PROBLEM TO SOLVE: Compute how many lines in the entries below contain "покрытием", and output nothing but the number.

DATA LISTING:
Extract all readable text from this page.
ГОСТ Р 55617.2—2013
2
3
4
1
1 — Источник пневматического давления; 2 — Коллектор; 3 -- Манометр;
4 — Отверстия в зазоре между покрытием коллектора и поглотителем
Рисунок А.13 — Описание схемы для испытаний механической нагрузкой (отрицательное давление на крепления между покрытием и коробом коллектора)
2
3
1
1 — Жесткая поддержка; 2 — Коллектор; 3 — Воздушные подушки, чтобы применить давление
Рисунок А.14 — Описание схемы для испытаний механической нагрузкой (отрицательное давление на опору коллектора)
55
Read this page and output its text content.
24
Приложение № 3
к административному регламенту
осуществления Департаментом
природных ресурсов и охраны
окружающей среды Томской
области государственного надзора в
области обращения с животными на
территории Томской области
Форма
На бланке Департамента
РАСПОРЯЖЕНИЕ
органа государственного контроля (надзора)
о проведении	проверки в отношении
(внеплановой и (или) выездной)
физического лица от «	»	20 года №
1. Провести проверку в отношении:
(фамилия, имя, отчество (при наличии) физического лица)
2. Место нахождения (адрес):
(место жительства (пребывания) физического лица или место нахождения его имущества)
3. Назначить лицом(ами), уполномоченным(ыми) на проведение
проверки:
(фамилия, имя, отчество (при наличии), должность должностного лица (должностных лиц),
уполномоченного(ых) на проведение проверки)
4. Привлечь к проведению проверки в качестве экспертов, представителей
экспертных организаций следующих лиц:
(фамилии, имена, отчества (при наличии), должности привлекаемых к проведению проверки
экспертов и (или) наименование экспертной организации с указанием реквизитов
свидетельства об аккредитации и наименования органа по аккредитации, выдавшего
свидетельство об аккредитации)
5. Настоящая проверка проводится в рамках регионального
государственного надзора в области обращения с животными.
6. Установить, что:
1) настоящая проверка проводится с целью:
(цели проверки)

FULL ANSWER: 2